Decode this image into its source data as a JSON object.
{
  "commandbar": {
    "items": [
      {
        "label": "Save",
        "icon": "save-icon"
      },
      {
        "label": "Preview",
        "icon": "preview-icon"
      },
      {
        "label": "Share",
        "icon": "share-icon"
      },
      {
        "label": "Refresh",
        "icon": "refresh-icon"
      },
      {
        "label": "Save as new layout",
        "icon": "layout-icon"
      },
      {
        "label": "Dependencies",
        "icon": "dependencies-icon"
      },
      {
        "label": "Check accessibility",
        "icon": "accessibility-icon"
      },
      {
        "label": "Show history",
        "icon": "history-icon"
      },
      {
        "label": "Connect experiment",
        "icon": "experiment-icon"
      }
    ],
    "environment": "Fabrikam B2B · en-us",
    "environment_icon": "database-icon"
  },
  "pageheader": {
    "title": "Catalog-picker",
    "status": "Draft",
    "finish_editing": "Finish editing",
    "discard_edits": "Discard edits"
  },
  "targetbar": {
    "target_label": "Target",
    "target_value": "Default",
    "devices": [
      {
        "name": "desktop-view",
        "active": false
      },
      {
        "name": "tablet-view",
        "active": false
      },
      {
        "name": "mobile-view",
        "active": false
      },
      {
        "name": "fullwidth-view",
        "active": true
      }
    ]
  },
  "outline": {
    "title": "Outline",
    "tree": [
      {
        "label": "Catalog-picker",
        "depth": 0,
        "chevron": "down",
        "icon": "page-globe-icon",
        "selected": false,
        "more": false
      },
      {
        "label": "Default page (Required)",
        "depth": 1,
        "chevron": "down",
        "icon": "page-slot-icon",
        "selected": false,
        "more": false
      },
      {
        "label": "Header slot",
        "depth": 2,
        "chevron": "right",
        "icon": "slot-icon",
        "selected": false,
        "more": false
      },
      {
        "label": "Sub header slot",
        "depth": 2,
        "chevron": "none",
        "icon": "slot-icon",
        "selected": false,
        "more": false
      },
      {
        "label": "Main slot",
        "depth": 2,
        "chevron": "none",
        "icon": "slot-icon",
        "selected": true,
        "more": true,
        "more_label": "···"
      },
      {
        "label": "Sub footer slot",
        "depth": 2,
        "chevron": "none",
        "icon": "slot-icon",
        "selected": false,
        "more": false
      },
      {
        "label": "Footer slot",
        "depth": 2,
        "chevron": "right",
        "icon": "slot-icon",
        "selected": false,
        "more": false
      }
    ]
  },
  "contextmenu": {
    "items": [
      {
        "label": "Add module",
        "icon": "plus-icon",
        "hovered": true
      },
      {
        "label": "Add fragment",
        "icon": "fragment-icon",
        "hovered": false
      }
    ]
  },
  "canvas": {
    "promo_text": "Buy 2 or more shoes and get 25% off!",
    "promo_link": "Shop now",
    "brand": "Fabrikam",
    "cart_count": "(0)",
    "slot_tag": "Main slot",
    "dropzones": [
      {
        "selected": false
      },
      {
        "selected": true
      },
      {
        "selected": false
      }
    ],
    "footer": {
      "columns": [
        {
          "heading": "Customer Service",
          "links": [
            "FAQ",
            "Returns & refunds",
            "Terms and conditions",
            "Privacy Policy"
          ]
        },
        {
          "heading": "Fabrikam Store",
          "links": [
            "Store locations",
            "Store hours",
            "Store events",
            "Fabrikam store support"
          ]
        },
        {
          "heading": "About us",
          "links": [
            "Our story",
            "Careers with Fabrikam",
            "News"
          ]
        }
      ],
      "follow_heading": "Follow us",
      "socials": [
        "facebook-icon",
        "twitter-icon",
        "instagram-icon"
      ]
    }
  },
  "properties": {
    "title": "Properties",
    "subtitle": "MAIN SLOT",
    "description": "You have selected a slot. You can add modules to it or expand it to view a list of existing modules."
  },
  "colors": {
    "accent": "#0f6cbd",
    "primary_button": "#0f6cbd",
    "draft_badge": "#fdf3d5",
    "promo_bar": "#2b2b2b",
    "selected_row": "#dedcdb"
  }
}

◆ ◆ ◆ ◆

Count every line above that holds the string "experiment" and give the total, nothing more.

Problem solution = 2